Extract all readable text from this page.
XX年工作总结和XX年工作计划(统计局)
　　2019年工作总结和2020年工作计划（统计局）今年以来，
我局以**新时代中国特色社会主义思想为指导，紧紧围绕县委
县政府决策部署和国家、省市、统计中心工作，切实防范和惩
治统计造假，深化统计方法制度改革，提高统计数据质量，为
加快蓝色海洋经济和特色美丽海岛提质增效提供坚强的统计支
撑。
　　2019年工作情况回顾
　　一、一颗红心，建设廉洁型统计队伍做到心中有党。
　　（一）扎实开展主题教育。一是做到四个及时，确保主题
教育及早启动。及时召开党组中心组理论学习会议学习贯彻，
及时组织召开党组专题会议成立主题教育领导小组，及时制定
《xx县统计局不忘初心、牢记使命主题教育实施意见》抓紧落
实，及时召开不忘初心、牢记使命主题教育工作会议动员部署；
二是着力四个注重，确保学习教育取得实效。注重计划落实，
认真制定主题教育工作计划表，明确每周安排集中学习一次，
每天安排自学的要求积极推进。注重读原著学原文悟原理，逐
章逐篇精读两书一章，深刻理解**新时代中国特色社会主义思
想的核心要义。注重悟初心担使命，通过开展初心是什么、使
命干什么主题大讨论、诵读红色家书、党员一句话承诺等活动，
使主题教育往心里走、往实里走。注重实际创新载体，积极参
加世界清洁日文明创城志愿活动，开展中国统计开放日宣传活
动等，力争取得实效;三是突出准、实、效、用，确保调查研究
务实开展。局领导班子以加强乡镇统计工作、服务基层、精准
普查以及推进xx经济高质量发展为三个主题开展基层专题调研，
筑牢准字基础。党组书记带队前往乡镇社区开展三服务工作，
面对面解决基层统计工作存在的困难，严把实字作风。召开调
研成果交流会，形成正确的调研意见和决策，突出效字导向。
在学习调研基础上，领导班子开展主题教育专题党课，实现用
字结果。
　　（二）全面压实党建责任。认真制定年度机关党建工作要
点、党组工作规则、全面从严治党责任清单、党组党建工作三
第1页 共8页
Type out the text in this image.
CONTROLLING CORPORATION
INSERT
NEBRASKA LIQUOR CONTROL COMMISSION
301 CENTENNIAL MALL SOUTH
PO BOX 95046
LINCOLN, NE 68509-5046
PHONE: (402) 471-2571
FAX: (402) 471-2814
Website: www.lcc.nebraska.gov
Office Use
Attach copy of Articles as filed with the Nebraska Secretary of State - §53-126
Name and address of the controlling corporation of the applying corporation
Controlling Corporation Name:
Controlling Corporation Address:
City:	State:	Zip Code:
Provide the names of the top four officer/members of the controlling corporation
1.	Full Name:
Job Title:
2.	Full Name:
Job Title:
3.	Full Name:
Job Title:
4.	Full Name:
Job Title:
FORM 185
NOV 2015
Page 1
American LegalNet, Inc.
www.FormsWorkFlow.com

# Exercise objective
Reproduce the whole listing word for word.

# Correct output
Extract all readable text from this page.
XX年工作总结和XX年工作计划(统计局)
　　2019年工作总结和2020年工作计划（统计局）今年以来，
我局以**新时代中国特色社会主义思想为指导，紧紧围绕县委
县政府决策部署和国家、省市、统计中心工作，切实防范和惩
治统计造假，深化统计方法制度改革，提高统计数据质量，为
加快蓝色海洋经济和特色美丽海岛提质增效提供坚强的统计支
撑。
　　2019年工作情况回顾
　　一、一颗红心，建设廉洁型统计队伍做到心中有党。
　　（一）扎实开展主题教育。一是做到四个及时，确保主题
教育及早启动。及时召开党组中心组理论学习会议学习贯彻，
及时组织召开党组专题会议成立主题教育领导小组，及时制定
《xx县统计局不忘初心、牢记使命主题教育实施意见》抓紧落
实，及时召开不忘初心、牢记使命主题教育工作会议动员部署；
二是着力四个注重，确保学习教育取得实效。注重计划落实，
认真制定主题教育工作计划表，明确每周安排集中学习一次，
每天安排自学的要求积极推进。注重读原著学原文悟原理，逐
章逐篇精读两书一章，深刻理解**新时代中国特色社会主义思
想的核心要义。注重悟初心担使命，通过开展初心是什么、使
命干什么主题大讨论、诵读红色家书、党员一句话承诺等活动，
使主题教育往心里走、往实里走。注重实际创新载体，积极参
加世界清洁日文明创城志愿活动，开展中国统计开放日宣传活
动等，力争取得实效;三是突出准、实、效、用，确保调查研究
务实开展。局领导班子以加强乡镇统计工作、服务基层、精准
普查以及推进xx经济高质量发展为三个主题开展基层专题调研，
筑牢准字基础。党组书记带队前往乡镇社区开展三服务工作，
面对面解决基层统计工作存在的困难，严把实字作风。召开调
研成果交流会，形成正确的调研意见和决策，突出效字导向。
在学习调研基础上，领导班子开展主题教育专题党课，实现用
字结果。
　　（二）全面压实党建责任。认真制定年度机关党建工作要
点、党组工作规则、全面从严治党责任清单、党组党建工作三
第1页 共8页
Type out the text in this image.
CONTROLLING CORPORATION
INSERT
NEBRASKA LIQUOR CONTROL COMMISSION
301 CENTENNIAL MALL SOUTH
PO BOX 95046
LINCOLN, NE 68509-5046
PHONE: (402) 471-2571
FAX: (402) 471-2814
Website: www.lcc.nebraska.gov
Office Use
Attach copy of Articles as filed with the Nebraska Secretary of State - §53-126
Name and address of the controlling corporation of the applying corporation
Controlling Corporation Name:
Controlling Corporation Address:
City:	State:	Zip Code:
Provide the names of the top four officer/members of the controlling corporation
1.	Full Name:
Job Title:
2.	Full Name:
Job Title:
3.	Full Name:
Job Title:
4.	Full Name:
Job Title:
FORM 185
NOV 2015
Page 1
American LegalNet, Inc.
www.FormsWorkFlow.com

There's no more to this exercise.